--- Excerpted passage ---

New York Cartoons

New York Cartoons

Al Hirschfeld, the Algonquin, & Why I Moved to New York City

Hunting for NINAs at the home of the roundtable.

Jason Chatfield's avatar
Jason Chatfield
Apr 28, 2026
∙ Paid

September 10, 2025
Midtown, New York

Tonight, I was invited to the Al Hirschfeld reception at the Algonquin Hotel, home of the famous Algonquin Round Table. We were celebrating both the new poster book about Hirschfeld’s work on Sondheim shows and the collection of his iconic work. This is the first NYC gallery showing of Al Hirschfeld’s work in over a decade.

I grew up poring over Hirschfeld’s work, tracing his lines with my eyes, learning how much you can do by leaving most of it out. To stand in the Algonquin, where he once drew his peers, and be surrounded by his work alongside people I know—it reminds me this is exactly why I moved here. To be around it, learn from it, absorb it, and (hopefully) get better.

--- Entries shown ---

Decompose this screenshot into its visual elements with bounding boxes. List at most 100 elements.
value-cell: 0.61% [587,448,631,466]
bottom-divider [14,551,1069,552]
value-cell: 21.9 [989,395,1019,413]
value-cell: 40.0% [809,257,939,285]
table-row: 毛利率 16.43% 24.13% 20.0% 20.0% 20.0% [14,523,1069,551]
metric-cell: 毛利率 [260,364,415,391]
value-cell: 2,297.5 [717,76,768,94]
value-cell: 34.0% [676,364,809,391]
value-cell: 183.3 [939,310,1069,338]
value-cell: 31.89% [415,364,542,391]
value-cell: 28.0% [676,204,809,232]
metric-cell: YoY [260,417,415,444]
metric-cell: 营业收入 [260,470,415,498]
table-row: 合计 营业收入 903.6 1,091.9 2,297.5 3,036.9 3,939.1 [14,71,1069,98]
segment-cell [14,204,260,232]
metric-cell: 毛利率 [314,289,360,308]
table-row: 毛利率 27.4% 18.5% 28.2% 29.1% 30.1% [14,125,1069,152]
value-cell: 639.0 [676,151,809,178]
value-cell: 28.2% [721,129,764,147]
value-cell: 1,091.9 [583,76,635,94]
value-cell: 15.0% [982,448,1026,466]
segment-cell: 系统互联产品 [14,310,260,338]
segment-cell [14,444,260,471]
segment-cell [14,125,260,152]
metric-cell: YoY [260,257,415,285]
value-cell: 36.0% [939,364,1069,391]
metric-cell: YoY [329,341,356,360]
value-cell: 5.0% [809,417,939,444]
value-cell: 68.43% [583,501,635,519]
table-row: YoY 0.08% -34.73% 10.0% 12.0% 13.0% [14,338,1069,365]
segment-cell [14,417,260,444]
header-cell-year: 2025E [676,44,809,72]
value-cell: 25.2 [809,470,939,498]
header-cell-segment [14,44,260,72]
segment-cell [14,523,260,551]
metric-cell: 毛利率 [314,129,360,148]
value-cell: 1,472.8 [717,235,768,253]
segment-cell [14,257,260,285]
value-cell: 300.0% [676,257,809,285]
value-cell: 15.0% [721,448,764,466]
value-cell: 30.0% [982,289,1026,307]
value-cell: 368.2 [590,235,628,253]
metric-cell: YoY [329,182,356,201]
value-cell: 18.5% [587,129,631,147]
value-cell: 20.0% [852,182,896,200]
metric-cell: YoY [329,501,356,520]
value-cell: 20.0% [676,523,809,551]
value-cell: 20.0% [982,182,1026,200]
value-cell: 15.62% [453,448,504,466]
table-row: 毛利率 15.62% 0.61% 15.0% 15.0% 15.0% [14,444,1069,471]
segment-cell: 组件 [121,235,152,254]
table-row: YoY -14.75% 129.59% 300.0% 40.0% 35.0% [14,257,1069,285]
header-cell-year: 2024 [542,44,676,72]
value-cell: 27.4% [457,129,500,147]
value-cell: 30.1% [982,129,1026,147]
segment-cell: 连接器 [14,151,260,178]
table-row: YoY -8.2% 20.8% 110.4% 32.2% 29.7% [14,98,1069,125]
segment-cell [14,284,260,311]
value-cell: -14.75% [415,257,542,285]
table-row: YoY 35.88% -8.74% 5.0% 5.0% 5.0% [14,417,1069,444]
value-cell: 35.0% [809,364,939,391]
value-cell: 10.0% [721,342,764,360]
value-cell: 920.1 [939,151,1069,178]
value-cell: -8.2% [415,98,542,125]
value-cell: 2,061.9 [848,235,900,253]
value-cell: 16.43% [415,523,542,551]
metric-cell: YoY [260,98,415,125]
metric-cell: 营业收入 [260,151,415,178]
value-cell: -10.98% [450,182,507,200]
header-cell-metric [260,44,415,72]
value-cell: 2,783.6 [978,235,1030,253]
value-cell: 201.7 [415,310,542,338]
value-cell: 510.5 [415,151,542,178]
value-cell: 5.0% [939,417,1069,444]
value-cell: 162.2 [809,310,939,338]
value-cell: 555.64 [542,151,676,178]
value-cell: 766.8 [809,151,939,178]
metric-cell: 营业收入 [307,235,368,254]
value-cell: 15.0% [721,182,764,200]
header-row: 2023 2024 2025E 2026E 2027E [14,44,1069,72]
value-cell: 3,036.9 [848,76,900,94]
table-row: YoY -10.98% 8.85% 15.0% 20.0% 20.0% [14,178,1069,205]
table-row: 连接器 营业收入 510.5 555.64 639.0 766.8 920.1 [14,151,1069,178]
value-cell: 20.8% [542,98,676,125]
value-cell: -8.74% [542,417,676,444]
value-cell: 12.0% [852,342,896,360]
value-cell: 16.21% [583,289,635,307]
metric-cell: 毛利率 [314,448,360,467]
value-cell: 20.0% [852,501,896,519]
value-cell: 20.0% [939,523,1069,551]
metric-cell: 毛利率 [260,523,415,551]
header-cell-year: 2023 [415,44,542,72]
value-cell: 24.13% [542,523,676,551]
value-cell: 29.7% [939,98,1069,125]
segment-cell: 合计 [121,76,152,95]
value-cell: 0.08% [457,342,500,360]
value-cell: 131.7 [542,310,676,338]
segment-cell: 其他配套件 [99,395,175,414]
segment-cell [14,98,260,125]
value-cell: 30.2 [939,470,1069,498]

---

◆ **Action item**
Continue the essay about the Al Hirschfeld reception at the Algonquin Hotel from its last sentence. The items that come after the essay are unrelated to the work here.

◆ **Exercise output**
Exclusive: Get a Sneak Peek at Upcoming Hirschfeld's Sondheim: A ...

Declared a Living Landmark in 1996 and a Living Legend by the Library of Congress in 2000, Al Hirschfeld’s work has appeared in every major publication of the last 9 decades, including his 75 years in the New York Times. He was undeniably the greatest caricaturist New York has ever produced (even if he didn’t consider himself one… He called himself a characterist, which isn’t a word.)

But I digress. Here was a man who could make an entire performance materialise with a single swoopy line, scratched out laboriously from the sublime comfort of an old Koken barber’s chair.

As the throng of collectors and donors shmoozed and kibitzed, David Leopold, the Hirschfeld Foundation’s creative director, spoke with his usual mix of scholarship and showmanship. He’s the keeper of the archive, the guy who knows where all the NINAs are hidden.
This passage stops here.